Items from a data source:
::::::::::

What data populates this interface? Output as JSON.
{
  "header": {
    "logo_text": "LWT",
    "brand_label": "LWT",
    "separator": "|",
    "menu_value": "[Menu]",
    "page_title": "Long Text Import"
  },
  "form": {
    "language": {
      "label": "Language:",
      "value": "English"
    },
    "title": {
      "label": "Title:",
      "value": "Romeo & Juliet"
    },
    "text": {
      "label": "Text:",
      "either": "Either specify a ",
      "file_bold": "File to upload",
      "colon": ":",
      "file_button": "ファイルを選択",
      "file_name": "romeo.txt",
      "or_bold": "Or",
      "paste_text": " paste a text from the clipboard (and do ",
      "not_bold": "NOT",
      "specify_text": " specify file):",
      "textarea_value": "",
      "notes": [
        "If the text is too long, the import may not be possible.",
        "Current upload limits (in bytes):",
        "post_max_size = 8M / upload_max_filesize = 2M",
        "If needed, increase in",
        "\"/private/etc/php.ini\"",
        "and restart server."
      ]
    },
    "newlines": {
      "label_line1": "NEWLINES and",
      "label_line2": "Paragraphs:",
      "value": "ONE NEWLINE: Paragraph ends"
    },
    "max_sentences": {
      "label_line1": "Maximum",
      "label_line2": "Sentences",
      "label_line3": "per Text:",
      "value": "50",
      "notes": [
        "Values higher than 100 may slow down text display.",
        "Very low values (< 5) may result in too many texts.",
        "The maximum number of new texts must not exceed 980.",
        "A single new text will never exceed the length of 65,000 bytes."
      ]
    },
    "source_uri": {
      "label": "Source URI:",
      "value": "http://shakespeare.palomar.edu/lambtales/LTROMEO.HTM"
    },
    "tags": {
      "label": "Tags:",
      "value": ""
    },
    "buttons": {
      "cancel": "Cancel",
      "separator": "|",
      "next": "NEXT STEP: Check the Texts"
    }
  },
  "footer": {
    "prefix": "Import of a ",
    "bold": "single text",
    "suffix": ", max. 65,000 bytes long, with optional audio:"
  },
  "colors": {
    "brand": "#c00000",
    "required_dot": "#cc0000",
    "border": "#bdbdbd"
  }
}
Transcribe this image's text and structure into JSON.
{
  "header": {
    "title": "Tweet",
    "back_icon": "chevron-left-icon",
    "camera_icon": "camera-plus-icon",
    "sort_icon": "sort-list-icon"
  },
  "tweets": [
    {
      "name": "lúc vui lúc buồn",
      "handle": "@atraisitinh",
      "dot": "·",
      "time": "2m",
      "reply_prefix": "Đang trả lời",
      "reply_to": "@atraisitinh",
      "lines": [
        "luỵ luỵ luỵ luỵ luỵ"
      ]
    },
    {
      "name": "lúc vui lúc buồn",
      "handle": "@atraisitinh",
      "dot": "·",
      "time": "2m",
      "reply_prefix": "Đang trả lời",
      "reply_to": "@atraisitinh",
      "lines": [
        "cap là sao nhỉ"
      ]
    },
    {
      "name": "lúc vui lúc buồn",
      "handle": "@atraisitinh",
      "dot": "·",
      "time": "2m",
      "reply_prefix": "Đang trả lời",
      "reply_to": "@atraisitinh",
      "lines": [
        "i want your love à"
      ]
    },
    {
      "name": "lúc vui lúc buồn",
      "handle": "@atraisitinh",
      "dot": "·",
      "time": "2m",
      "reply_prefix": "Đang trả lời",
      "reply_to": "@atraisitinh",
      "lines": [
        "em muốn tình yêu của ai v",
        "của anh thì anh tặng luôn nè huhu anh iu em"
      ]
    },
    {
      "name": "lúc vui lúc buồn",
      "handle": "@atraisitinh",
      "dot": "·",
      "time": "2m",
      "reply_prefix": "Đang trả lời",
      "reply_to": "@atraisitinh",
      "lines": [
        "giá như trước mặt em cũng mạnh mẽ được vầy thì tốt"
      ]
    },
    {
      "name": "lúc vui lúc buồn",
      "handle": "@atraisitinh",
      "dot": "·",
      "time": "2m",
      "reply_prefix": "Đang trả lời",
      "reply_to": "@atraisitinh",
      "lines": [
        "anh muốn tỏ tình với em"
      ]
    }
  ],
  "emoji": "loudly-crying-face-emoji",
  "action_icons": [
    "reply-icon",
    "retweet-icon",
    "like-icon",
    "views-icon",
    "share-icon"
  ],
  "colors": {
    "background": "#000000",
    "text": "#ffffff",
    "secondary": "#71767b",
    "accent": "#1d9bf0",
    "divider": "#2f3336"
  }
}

::::::::::

■ Instructions for the task ■
Identify the lines of the entries containing the string "bytes". Copy each such line.

■ Exercise output ■
        "Current upload limits (in bytes):",
        "A single new text will never exceed the length of 65,000 bytes."
    "suffix": ", max. 65,000 bytes long, with optional audio:"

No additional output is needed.